Given instruction :: Output every entry exactly as written, but omit the pictures.

Listed records ::
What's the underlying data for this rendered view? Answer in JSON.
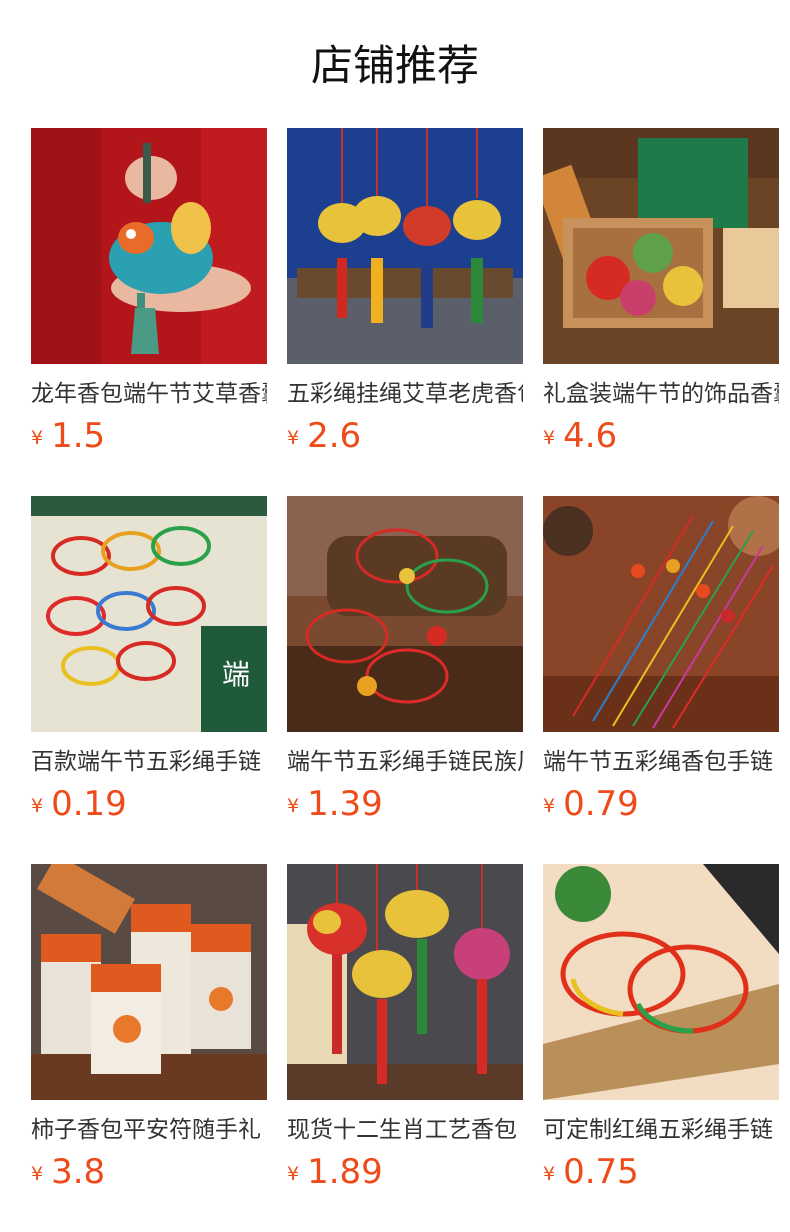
{
  "page": {
    "title": "店铺推荐"
  },
  "currency_symbol": "¥",
  "products": [
    {
      "name": "龙年香包端午节艾草香囊",
      "price": "1.5",
      "image": "dragon-sachet-photo"
    },
    {
      "name": "五彩绳挂绳艾草老虎香包",
      "price": "2.6",
      "image": "tiger-pendants-photo"
    },
    {
      "name": "礼盒装端午节的饰品香囊",
      "price": "4.6",
      "image": "gift-box-sachets-photo"
    },
    {
      "name": "百款端午节五彩绳手链",
      "price": "0.19",
      "image": "bracelets-collection-photo"
    },
    {
      "name": "端午节五彩绳手链民族风",
      "price": "1.39",
      "image": "charm-bracelets-photo"
    },
    {
      "name": "端午节五彩绳香包手链",
      "price": "0.79",
      "image": "colored-strings-photo"
    },
    {
      "name": "柿子香包平安符随手礼",
      "price": "3.8",
      "image": "persimmon-sachet-packs-photo"
    },
    {
      "name": "现货十二生肖工艺香包",
      "price": "1.89",
      "image": "zodiac-sachets-photo"
    },
    {
      "name": "可定制红绳五彩绳手链",
      "price": "0.75",
      "image": "red-string-bracelets-photo"
    }
  ],
  "colors": {
    "price": "#ee4b1a",
    "text": "#333333"
  }
}
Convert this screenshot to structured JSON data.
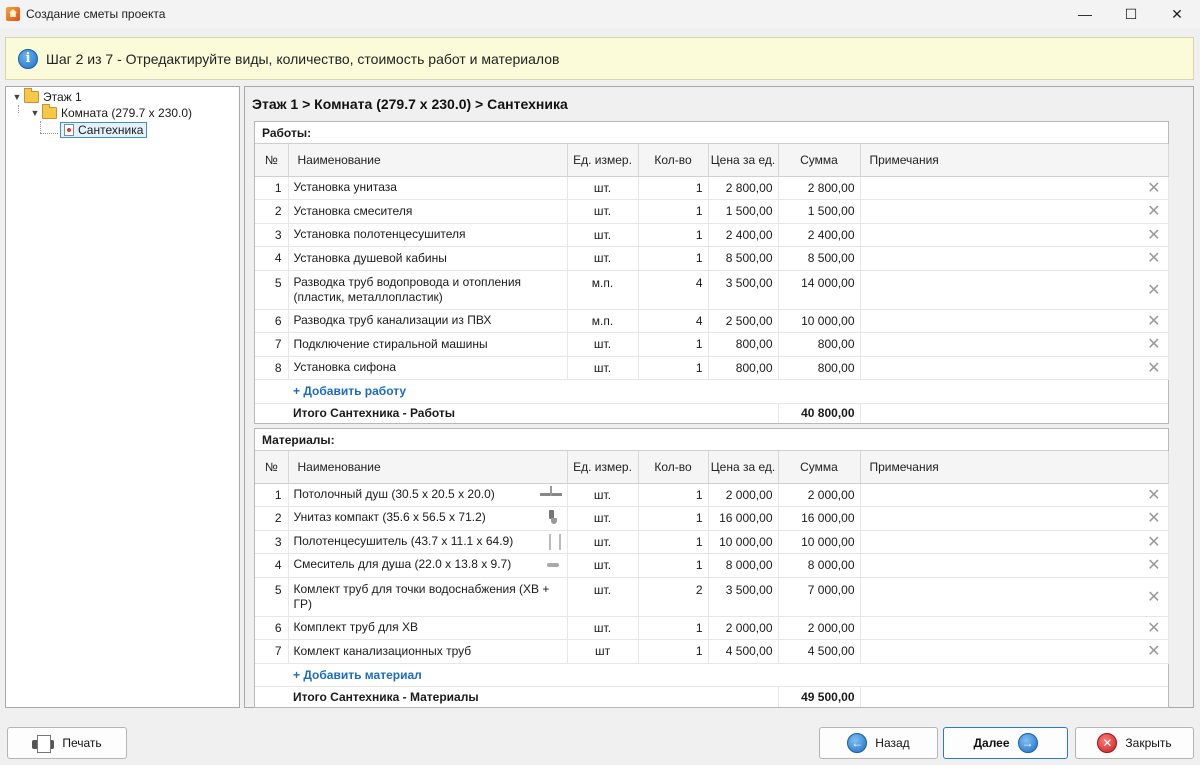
{
  "window": {
    "title": "Создание сметы проекта",
    "minimize_glyph": "—",
    "maximize_glyph": "☐",
    "close_glyph": "✕"
  },
  "banner": {
    "icon": "info-icon",
    "icon_glyph": "i",
    "text": "Шаг 2 из 7 - Отредактируйте виды, количество, стоимость работ и материалов"
  },
  "tree": {
    "floor": "Этаж 1",
    "room": "Комната (279.7 x 230.0)",
    "category": "Сантехника"
  },
  "breadcrumb": "Этаж 1 > Комната (279.7 x 230.0) > Сантехника",
  "columns": {
    "no": "№",
    "name": "Наименование",
    "unit": "Ед. измер.",
    "qty": "Кол-во",
    "price": "Цена за ед.",
    "sum": "Сумма",
    "notes": "Примечания"
  },
  "works": {
    "title": "Работы:",
    "rows": [
      {
        "no": "1",
        "name": "Установка унитаза",
        "unit": "шт.",
        "qty": "1",
        "price": "2 800,00",
        "sum": "2 800,00"
      },
      {
        "no": "2",
        "name": "Установка смесителя",
        "unit": "шт.",
        "qty": "1",
        "price": "1 500,00",
        "sum": "1 500,00"
      },
      {
        "no": "3",
        "name": "Установка полотенцесушителя",
        "unit": "шт.",
        "qty": "1",
        "price": "2 400,00",
        "sum": "2 400,00"
      },
      {
        "no": "4",
        "name": "Установка душевой кабины",
        "unit": "шт.",
        "qty": "1",
        "price": "8 500,00",
        "sum": "8 500,00"
      },
      {
        "no": "5",
        "name": "Разводка труб водопровода и отопления (пластик, металлопластик)",
        "unit": "м.п.",
        "qty": "4",
        "price": "3 500,00",
        "sum": "14 000,00"
      },
      {
        "no": "6",
        "name": "Разводка труб канализации из ПВХ",
        "unit": "м.п.",
        "qty": "4",
        "price": "2 500,00",
        "sum": "10 000,00"
      },
      {
        "no": "7",
        "name": "Подключение стиральной машины",
        "unit": "шт.",
        "qty": "1",
        "price": "800,00",
        "sum": "800,00"
      },
      {
        "no": "8",
        "name": "Установка сифона",
        "unit": "шт.",
        "qty": "1",
        "price": "800,00",
        "sum": "800,00"
      }
    ],
    "add_label": "+ Добавить работу",
    "total_label": "Итого Сантехника - Работы",
    "total_value": "40 800,00"
  },
  "materials": {
    "title": "Материалы:",
    "rows": [
      {
        "no": "1",
        "name": "Потолочный душ (30.5 x 20.5 x 20.0)",
        "icon": "shower-head-icon",
        "unit": "шт.",
        "qty": "1",
        "price": "2 000,00",
        "sum": "2 000,00"
      },
      {
        "no": "2",
        "name": "Унитаз компакт (35.6 x 56.5 x 71.2)",
        "icon": "toilet-icon",
        "unit": "шт.",
        "qty": "1",
        "price": "16 000,00",
        "sum": "16 000,00"
      },
      {
        "no": "3",
        "name": "Полотенцесушитель (43.7 x 11.1 x 64.9)",
        "icon": "towel-rail-icon",
        "unit": "шт.",
        "qty": "1",
        "price": "10 000,00",
        "sum": "10 000,00"
      },
      {
        "no": "4",
        "name": "Смеситель для душа (22.0 x 13.8 x 9.7)",
        "icon": "mixer-icon",
        "unit": "шт.",
        "qty": "1",
        "price": "8 000,00",
        "sum": "8 000,00"
      },
      {
        "no": "5",
        "name": "Комлект труб для точки водоснабжения (ХВ + ГР)",
        "icon": "",
        "unit": "шт.",
        "qty": "2",
        "price": "3 500,00",
        "sum": "7 000,00"
      },
      {
        "no": "6",
        "name": "Комплект труб для ХВ",
        "icon": "",
        "unit": "шт.",
        "qty": "1",
        "price": "2 000,00",
        "sum": "2 000,00"
      },
      {
        "no": "7",
        "name": "Комлект канализационных труб",
        "icon": "",
        "unit": "шт",
        "qty": "1",
        "price": "4 500,00",
        "sum": "4 500,00"
      }
    ],
    "add_label": "+ Добавить материал",
    "total_label": "Итого Сантехника - Материалы",
    "total_value": "49 500,00"
  },
  "delete_glyph": "✕",
  "buttons": {
    "print": "Печать",
    "back": "Назад",
    "back_glyph": "←",
    "next": "Далее",
    "next_glyph": "→",
    "close": "Закрыть",
    "close_glyph": "✕"
  },
  "colors": {
    "banner_bg": "#fbfbd9",
    "link": "#1c6bc2",
    "primary_border": "#2a7ad0"
  }
}
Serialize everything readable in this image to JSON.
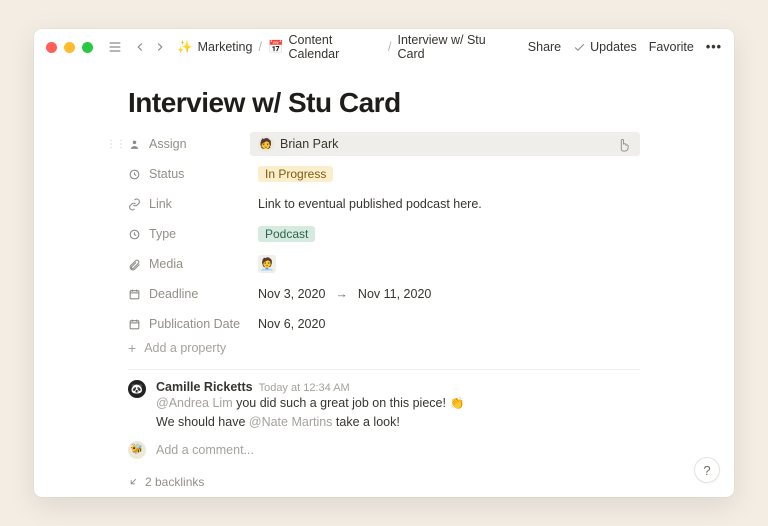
{
  "breadcrumbs": [
    {
      "icon": "✨",
      "label": "Marketing"
    },
    {
      "icon": "📅",
      "label": "Content Calendar"
    },
    {
      "icon": "",
      "label": "Interview w/ Stu Card"
    }
  ],
  "top_actions": {
    "share": "Share",
    "updates": "Updates",
    "favorite": "Favorite"
  },
  "page_title": "Interview w/ Stu Card",
  "properties": {
    "assign": {
      "label": "Assign",
      "value": "Brian Park"
    },
    "status": {
      "label": "Status",
      "value": "In Progress"
    },
    "link": {
      "label": "Link",
      "value": "Link to eventual published podcast here."
    },
    "type": {
      "label": "Type",
      "value": "Podcast"
    },
    "media": {
      "label": "Media"
    },
    "deadline": {
      "label": "Deadline",
      "from": "Nov 3, 2020",
      "to": "Nov 11, 2020"
    },
    "pubdate": {
      "label": "Publication Date",
      "value": "Nov 6, 2020"
    }
  },
  "add_property_label": "Add a property",
  "comment": {
    "author": "Camille Ricketts",
    "time": "Today at 12:34 AM",
    "mention1": "@Andrea Lim",
    "text1": " you did such a great job on this piece! ",
    "emoji": "👏",
    "text2_prefix": "We should have ",
    "mention2": "@Nate Martins",
    "text2_suffix": " take a look!"
  },
  "add_comment_placeholder": "Add a comment...",
  "backlinks_label": "2 backlinks",
  "help_label": "?"
}
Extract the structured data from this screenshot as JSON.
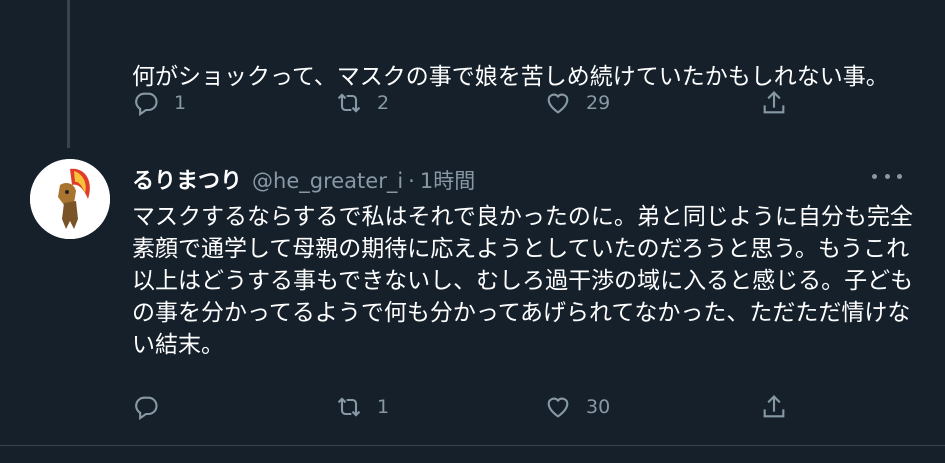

Solution for this exercise ::
What's the underlying data for this rendered view? Answer in JSON.
{
  "page": {
    "title": "店铺推荐"
  },
  "currency_symbol": "¥",
  "products": [
    {
      "name": "龙年香包端午节艾草香囊",
      "price": "1.5",
      "image": "dragon-sachet-photo"
    },
    {
      "name": "五彩绳挂绳艾草老虎香包",
      "price": "2.6",
      "image": "tiger-pendants-photo"
    },
    {
      "name": "礼盒装端午节的饰品香囊",
      "price": "4.6",
      "image": "gift-box-sachets-photo"
    },
    {
      "name": "百款端午节五彩绳手链",
      "price": "0.19",
      "image": "bracelets-collection-photo"
    },
    {
      "name": "端午节五彩绳手链民族风",
      "price": "1.39",
      "image": "charm-bracelets-photo"
    },
    {
      "name": "端午节五彩绳香包手链",
      "price": "0.79",
      "image": "colored-strings-photo"
    },
    {
      "name": "柿子香包平安符随手礼",
      "price": "3.8",
      "image": "persimmon-sachet-packs-photo"
    },
    {
      "name": "现货十二生肖工艺香包",
      "price": "1.89",
      "image": "zodiac-sachets-photo"
    },
    {
      "name": "可定制红绳五彩绳手链",
      "price": "0.75",
      "image": "red-string-bracelets-photo"
    }
  ],
  "colors": {
    "price": "#ee4b1a",
    "text": "#333333"
  }
}
Convert this screenshot to structured JSON data.
{
  "window": {
    "title": "Создание сметы проекта",
    "minimize_glyph": "—",
    "maximize_glyph": "☐",
    "close_glyph": "✕"
  },
  "banner": {
    "icon": "info-icon",
    "icon_glyph": "i",
    "text": "Шаг 2 из 7 - Отредактируйте виды, количество, стоимость работ и материалов"
  },
  "tree": {
    "floor": "Этаж 1",
    "room": "Комната (279.7 x 230.0)",
    "category": "Сантехника"
  },
  "breadcrumb": "Этаж 1 > Комната (279.7 x 230.0) > Сантехника",
  "columns": {
    "no": "№",
    "name": "Наименование",
    "unit": "Ед. измер.",
    "qty": "Кол-во",
    "price": "Цена за ед.",
    "sum": "Сумма",
    "notes": "Примечания"
  },
  "works": {
    "title": "Работы:",
    "rows": [
      {
        "no": "1",
        "name": "Установка унитаза",
        "unit": "шт.",
        "qty": "1",
        "price": "2 800,00",
        "sum": "2 800,00"
      },
      {
        "no": "2",
        "name": "Установка смесителя",
        "unit": "шт.",
        "qty": "1",
        "price": "1 500,00",
        "sum": "1 500,00"
      },
      {
        "no": "3",
        "name": "Установка полотенцесушителя",
        "unit": "шт.",
        "qty": "1",
        "price": "2 400,00",
        "sum": "2 400,00"
      },
      {
        "no": "4",
        "name": "Установка душевой кабины",
        "unit": "шт.",
        "qty": "1",
        "price": "8 500,00",
        "sum": "8 500,00"
      },
      {
        "no": "5",
        "name": "Разводка труб водопровода и отопления (пластик, металлопластик)",
        "unit": "м.п.",
        "qty": "4",
        "price": "3 500,00",
        "sum": "14 000,00"
      },
      {
        "no": "6",
        "name": "Разводка труб канализации из ПВХ",
        "unit": "м.п.",
        "qty": "4",
        "price": "2 500,00",
        "sum": "10 000,00"
      },
      {
        "no": "7",
        "name": "Подключение стиральной машины",
        "unit": "шт.",
        "qty": "1",
        "price": "800,00",
        "sum": "800,00"
      },
      {
        "no": "8",
        "name": "Установка сифона",
        "unit": "шт.",
        "qty": "1",
        "price": "800,00",
        "sum": "800,00"
      }
    ],
    "add_label": "+ Добавить работу",
    "total_label": "Итого Сантехника - Работы",
    "total_value": "40 800,00"
  },
  "materials": {
    "title": "Материалы:",
    "rows": [
      {
        "no": "1",
        "name": "Потолочный душ (30.5 x 20.5 x 20.0)",
        "icon": "shower-head-icon",
        "unit": "шт.",
        "qty": "1",
        "price": "2 000,00",
        "sum": "2 000,00"
      },
      {
        "no": "2",
        "name": "Унитаз компакт (35.6 x 56.5 x 71.2)",
        "icon": "toilet-icon",
        "unit": "шт.",
        "qty": "1",
        "price": "16 000,00",
        "sum": "16 000,00"
      },
      {
        "no": "3",
        "name": "Полотенцесушитель (43.7 x 11.1 x 64.9)",
        "icon": "towel-rail-icon",
        "unit": "шт.",
        "qty": "1",
        "price": "10 000,00",
        "sum": "10 000,00"
      },
      {
        "no": "4",
        "name": "Смеситель для душа (22.0 x 13.8 x 9.7)",
        "icon": "mixer-icon",
        "unit": "шт.",
        "qty": "1",
        "price": "8 000,00",
        "sum": "8 000,00"
      },
      {
        "no": "5",
        "name": "Комлект труб для точки водоснабжения (ХВ + ГР)",
        "icon": "",
        "unit": "шт.",
        "qty": "2",
        "price": "3 500,00",
        "sum": "7 000,00"
      },
      {
        "no": "6",
        "name": "Комплект труб для ХВ",
        "icon": "",
        "unit": "шт.",
        "qty": "1",
        "price": "2 000,00",
        "sum": "2 000,00"
      },
      {
        "no": "7",
        "name": "Комлект канализационных труб",
        "icon": "",
        "unit": "шт",
        "qty": "1",
        "price": "4 500,00",
        "sum": "4 500,00"
      }
    ],
    "add_label": "+ Добавить материал",
    "total_label": "Итого Сантехника - Материалы",
    "total_value": "49 500,00"
  },
  "delete_glyph": "✕",
  "buttons": {
    "print": "Печать",
    "back": "Назад",
    "back_glyph": "←",
    "next": "Далее",
    "next_glyph": "→",
    "close": "Закрыть",
    "close_glyph": "✕"
  },
  "colors": {
    "banner_bg": "#fbfbd9",
    "link": "#1c6bc2",
    "primary_border": "#2a7ad0"
  }
}
Serialize everything readable in this image to JSON.
{
  "breadcrumbs": [
    {
      "icon": "✨",
      "label": "Marketing"
    },
    {
      "icon": "📅",
      "label": "Content Calendar"
    },
    {
      "icon": "",
      "label": "Interview w/ Stu Card"
    }
  ],
  "top_actions": {
    "share": "Share",
    "updates": "Updates",
    "favorite": "Favorite"
  },
  "page_title": "Interview w/ Stu Card",
  "properties": {
    "assign": {
      "label": "Assign",
      "value": "Brian Park"
    },
    "status": {
      "label": "Status",
      "value": "In Progress"
    },
    "link": {
      "label": "Link",
      "value": "Link to eventual published podcast here."
    },
    "type": {
      "label": "Type",
      "value": "Podcast"
    },
    "media": {
      "label": "Media"
    },
    "deadline": {
      "label": "Deadline",
      "from": "Nov 3, 2020",
      "to": "Nov 11, 2020"
    },
    "pubdate": {
      "label": "Publication Date",
      "value": "Nov 6, 2020"
    }
  },
  "add_property_label": "Add a property",
  "comment": {
    "author": "Camille Ricketts",
    "time": "Today at 12:34 AM",
    "mention1": "@Andrea Lim",
    "text1": " you did such a great job on this piece! ",
    "emoji": "👏",
    "text2_prefix": "We should have ",
    "mention2": "@Nate Martins",
    "text2_suffix": " take a look!"
  },
  "add_comment_placeholder": "Add a comment...",
  "backlinks_label": "2 backlinks",
  "help_label": "?"
}
Extract the structured data from this screenshot as JSON.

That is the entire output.